SELECTED EXCERPT:
-*-*-

Rather than dish out well-meaning, but what I consider flawed advice, why not write some posts about incidents that led you to think a certain way. Then, we can have a meaningful discussion about why certain aspects of the education system are the way they are, whether things should remain the same or different, or whether this rat race is fuelled by pure kiasuism.

Every time I read your posts that talk about GEPs, it just makes me feel very pek chek, because your assertions are so incredibly uninformed that any well-meaning parent shouldn't take you seriously.

Petunia Lee said...

Do I know people from GEP?
Errr... yes... I DO have personal experience with people from GEP. I try to be responsible when I write so I don't make things up. This is especially so when I know that GEP netizen parents are VERY sensitive to any criticism of this program. I write rarely about the GEP.

Unfortunately, one cannot write about streaming without bringing in the GEP.

Increasingly, I am seeing GEP parents turn up for help from me. Even though I don't pitch my services at the GEP, parents of GEPpers have found their way to me... somehow. I also know friends with children in GEP.

A business associate shared many years ago that her daughter's philosophy in life was to do as little work as possible. I was shocked. I thought GEP was fun and engaging... at least, it should be for children who have an innate ability in such areas. Little Boy sometimes chooses to do Science experiments on Sunday play day. It's so fun and he is so motivated, he doesn't see it as work. But wait... I know what the rebuttal here will be. It's the child's fault. She can't have been able to cope in GEP.

It's convenient to blame the child or parent, but not the program.

Then, I heard the SAME thing again from a childhood friend. Her GEP son told me at a CNY party, that thinks that laziness is a virtue. We had a good laugh because that's what I think too (laziness is a virtue) but well... I thought no more of it.

A good friend of Little Boy was a GEPper in primary school who is doing very poorly even in competition with mainstream children. He is smart. Just completely not motivated to excel in anything. What happened to him? His mother tried to get her GEP son and mine to sign up for Tony Buzan. She claimed her son "didn't know how to study". My son said "Please Mom, can I spend my holiday doing what I wanna do? I think XXX (Little Boy's good friend) just wants a companion in misery. I don't feel like being that companion."

I have not yet told the more recent stories of mothers and children whom I meet in the course of coaching parents and running seminars.

It pains my heart to see such talent wasted.

Do I Think We Should Limit GEPpers Potential?

-*-*-

MATERIAL PROVIDED:
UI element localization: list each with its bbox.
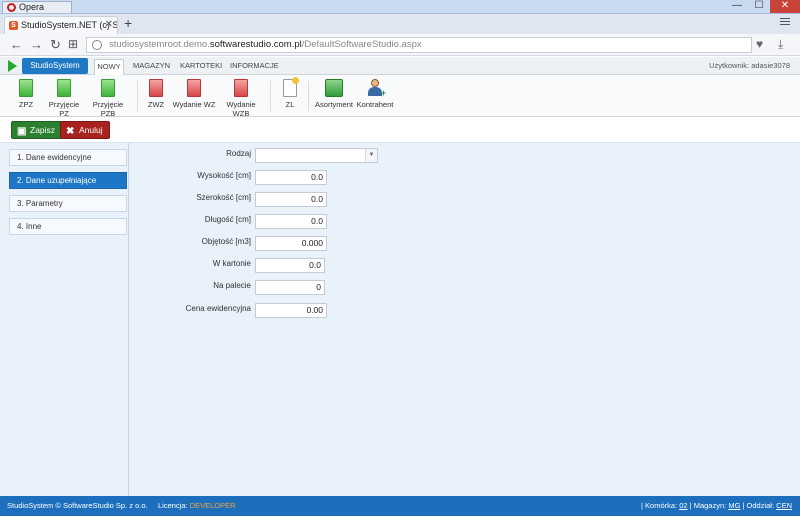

-*-*-

TO DO:
[1] In the passage about the GEP, what did the business associate say was her daughter's philosophy in life?
[2] Write out the passage about the GEP from "Every time I" up to and including "Petunia Lee said...".

RESULTS BY TASK:
[1] To do as little work as possible.

[2]
Every time I read your posts that talk about GEPs, it just makes me feel very pek chek, because your assertions are so incredibly uninformed that any well-meaning parent shouldn't take you seriously.

Petunia Lee said...